**What this task involves**
Omit every picture and return the rest of the data unaltered.

Dataset excerpt
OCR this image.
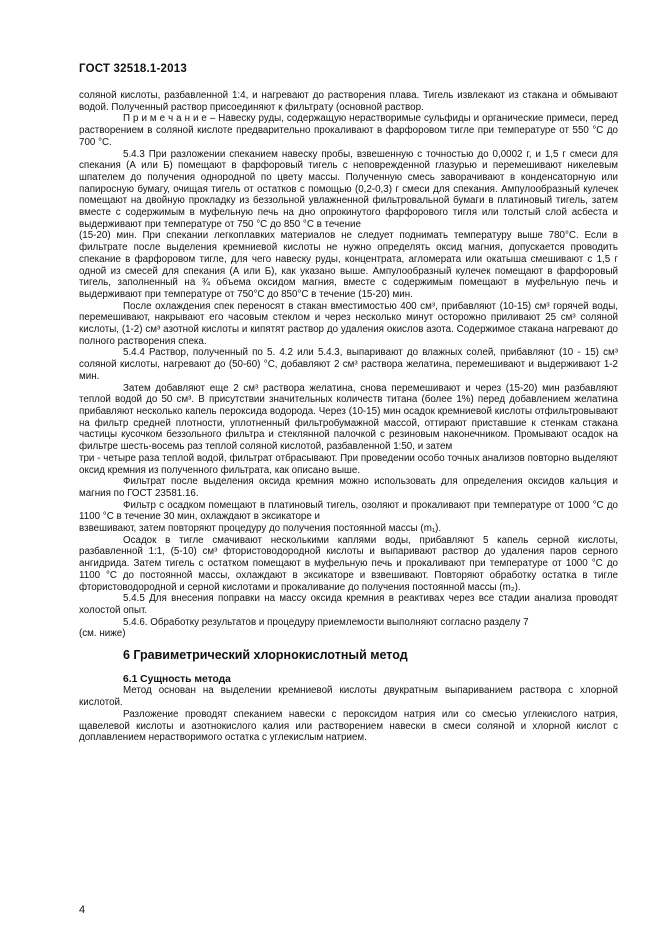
ГОСТ 32518.1-2013

соляной кислоты, разбавленной 1:4, и нагревают до растворения плава. Тигель извлекают из стакана и обмывают водой. Полученный раствор присоединяют к фильтрату (основной раствор.

П р и м е ч а н и е – Навеску руды, содержащую нерастворимые сульфиды и органические примеси, перед растворением в соляной кислоте предварительно прокаливают в фарфоровом тигле при температуре от 550 °C до 700 °C.

5.4.3 При разложении спеканием навеску пробы, взвешенную с точностью до 0,0002 г, и 1,5 г смеси для спекания (А или Б) помещают в фарфоровый тигель с неповрежденной глазурью и перемешивают никелевым шпателем до получения однородной по цвету массы. Полученную смесь заворачивают в конденсаторную или папиросную бумагу, очищая тигель от остатков с помощью (0,2-0,3) г смеси для спекания. Ампулообразный кулечек помещают на двойную прокладку из беззольной увлажненной фильтровальной бумаги в платиновый тигель, затем вместе с содержимым в муфельную печь на дно опрокинутого фарфорового тигля или толстый слой асбеста и выдерживают при температуре от 750 °C до 850 °C в течение

(15-20) мин. При спекании легкоплавких материалов не следует поднимать температуру выше 780°C. Если в фильтрате после выделения кремниевой кислоты не нужно определять оксид магния, допускается проводить спекание в фарфоровом тигле, для чего навеску руды, концентрата, агломерата или окатыша смешивают с 1,5 г одной из смесей для спекания (А или Б), как указано выше. Ампулообразный кулечек помещают в фарфоровый тигель, заполненный на ¾ объема оксидом магния, вместе с содержимым помещают в муфельную печь и выдерживают при температуре от 750°C до 850°C в течение (15-20) мин.

После охлаждения спек переносят в стакан вместимостью 400 см³, прибавляют (10-15) см³ горячей воды, перемешивают, накрывают его часовым стеклом и через несколько минут осторожно приливают 25 см³ соляной кислоты, (1-2) см³ азотной кислоты и кипятят раствор до удаления окислов азота. Содержимое стакана нагревают до полного растворения спека.

5.4.4 Раствор, полученный по 5. 4.2 или 5.4.3, выпаривают до влажных солей, прибавляют (10 - 15) см³ соляной кислоты, нагревают до (50-60) °C, добавляют 2 см³ раствора желатина, перемешивают и выдерживают 1-2 мин.

Затем добавляют еще 2 см³ раствора желатина, снова перемешивают и через (15-20) мин разбавляют теплой водой до 50 см³. В присутствии значительных количеств титана (более 1%) перед добавлением желатина прибавляют несколько капель пероксида водорода. Через (10-15) мин осадок кремниевой кислоты отфильтровывают на фильтр средней плотности, уплотненный фильтробумажной массой, оттирают приставшие к стенкам стакана частицы кусочком беззольного фильтра и стеклянной палочкой с резиновым наконечником. Промывают осадок на фильтре шесть-восемь раз теплой соляной кислотой, разбавленной 1:50, и затем

три - четыре раза теплой водой, фильтрат отбрасывают. При проведении особо точных анализов повторно выделяют оксид кремния из полученного фильтрата, как описано выше.

Фильтрат после выделения оксида кремния можно использовать для определения оксидов кальция и магния по ГОСТ 23581.16.

Фильтр с осадком помещают в платиновый тигель, озоляют и прокаливают при температуре от 1000 °C до 1100 °C в течение 30 мин, охлаждают в эксикаторе и

взвешивают, затем повторяют процедуру до получения постоянной массы (m₁).

Осадок в тигле смачивают несколькими каплями воды, прибавляют 5 капель серной кислоты, разбавленной 1:1, (5-10) см³ фтористоводородной кислоты и выпаривают раствор до удаления паров серного ангидрида. Затем тигель с остатком помещают в муфельную печь и прокаливают при температуре от 1000 °C до 1100 °C до постоянной массы, охлаждают в эксикаторе и взвешивают. Повторяют обработку остатка в тигле фтористоводородной и серной кислотами и прокаливание до получения постоянной массы (m₂).

5.4.5 Для внесения поправки на массу оксида кремния в реактивах через все стадии анализа проводят холостой опыт.

5.4.6. Обработку результатов и процедуру приемлемости выполняют согласно разделу 7

(см. ниже)

6 Гравиметрический хлорнокислотный метод

6.1 Сущность метода

Метод основан на выделении кремниевой кислоты двукратным выпариванием раствора с хлорной кислотой.

Разложение проводят спеканием навески с пероксидом натрия или со смесью углекислого натрия, щавелевой кислоты и азотнокислого калия или растворением навески в смеси соляной и хлорной кислот с доплавлением нерастворимого остатка с углекислым натрием.

4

**Exercise output**
OCR this image.
ГОСТ 32518.1-2013

соляной кислоты, разбавленной 1:4, и нагревают до растворения плава. Тигель извлекают из стакана и обмывают водой. Полученный раствор присоединяют к фильтрату (основной раствор.

П р и м е ч а н и е – Навеску руды, содержащую нерастворимые сульфиды и органические примеси, перед растворением в соляной кислоте предварительно прокаливают в фарфоровом тигле при температуре от 550 °C до 700 °C.

5.4.3 При разложении спеканием навеску пробы, взвешенную с точностью до 0,0002 г, и 1,5 г смеси для спекания (А или Б) помещают в фарфоровый тигель с неповрежденной глазурью и перемешивают никелевым шпателем до получения однородной по цвету массы. Полученную смесь заворачивают в конденсаторную или папиросную бумагу, очищая тигель от остатков с помощью (0,2-0,3) г смеси для спекания. Ампулообразный кулечек помещают на двойную прокладку из беззольной увлажненной фильтровальной бумаги в платиновый тигель, затем вместе с содержимым в муфельную печь на дно опрокинутого фарфорового тигля или толстый слой асбеста и выдерживают при температуре от 750 °C до 850 °C в течение

(15-20) мин. При спекании легкоплавких материалов не следует поднимать температуру выше 780°C. Если в фильтрате после выделения кремниевой кислоты не нужно определять оксид магния, допускается проводить спекание в фарфоровом тигле, для чего навеску руды, концентрата, агломерата или окатыша смешивают с 1,5 г одной из смесей для спекания (А или Б), как указано выше. Ампулообразный кулечек помещают в фарфоровый тигель, заполненный на ¾ объема оксидом магния, вместе с содержимым помещают в муфельную печь и выдерживают при температуре от 750°C до 850°C в течение (15-20) мин.

После охлаждения спек переносят в стакан вместимостью 400 см³, прибавляют (10-15) см³ горячей воды, перемешивают, накрывают его часовым стеклом и через несколько минут осторожно приливают 25 см³ соляной кислоты, (1-2) см³ азотной кислоты и кипятят раствор до удаления окислов азота. Содержимое стакана нагревают до полного растворения спека.

5.4.4 Раствор, полученный по 5. 4.2 или 5.4.3, выпаривают до влажных солей, прибавляют (10 - 15) см³ соляной кислоты, нагревают до (50-60) °C, добавляют 2 см³ раствора желатина, перемешивают и выдерживают 1-2 мин.

Затем добавляют еще 2 см³ раствора желатина, снова перемешивают и через (15-20) мин разбавляют теплой водой до 50 см³. В присутствии значительных количеств титана (более 1%) перед добавлением желатина прибавляют несколько капель пероксида водорода. Через (10-15) мин осадок кремниевой кислоты отфильтровывают на фильтр средней плотности, уплотненный фильтробумажной массой, оттирают приставшие к стенкам стакана частицы кусочком беззольного фильтра и стеклянной палочкой с резиновым наконечником. Промывают осадок на фильтре шесть-восемь раз теплой соляной кислотой, разбавленной 1:50, и затем

три - четыре раза теплой водой, фильтрат отбрасывают. При проведении особо точных анализов повторно выделяют оксид кремния из полученного фильтрата, как описано выше.

Фильтрат после выделения оксида кремния можно использовать для определения оксидов кальция и магния по ГОСТ 23581.16.

Фильтр с осадком помещают в платиновый тигель, озоляют и прокаливают при температуре от 1000 °C до 1100 °C в течение 30 мин, охлаждают в эксикаторе и

взвешивают, затем повторяют процедуру до получения постоянной массы (m₁).

Осадок в тигле смачивают несколькими каплями воды, прибавляют 5 капель серной кислоты, разбавленной 1:1, (5-10) см³ фтористоводородной кислоты и выпаривают раствор до удаления паров серного ангидрида. Затем тигель с остатком помещают в муфельную печь и прокаливают при температуре от 1000 °C до 1100 °C до постоянной массы, охлаждают в эксикаторе и взвешивают. Повторяют обработку остатка в тигле фтористоводородной и серной кислотами и прокаливание до получения постоянной массы (m₂).

5.4.5 Для внесения поправки на массу оксида кремния в реактивах через все стадии анализа проводят холостой опыт.

5.4.6. Обработку результатов и процедуру приемлемости выполняют согласно разделу 7

(см. ниже)

6 Гравиметрический хлорнокислотный метод

6.1 Сущность метода

Метод основан на выделении кремниевой кислоты двукратным выпариванием раствора с хлорной кислотой.

Разложение проводят спеканием навески с пероксидом натрия или со смесью углекислого натрия, щавелевой кислоты и азотнокислого калия или растворением навески в смеси соляной и хлорной кислот с доплавлением нерастворимого остатка с углекислым натрием.

4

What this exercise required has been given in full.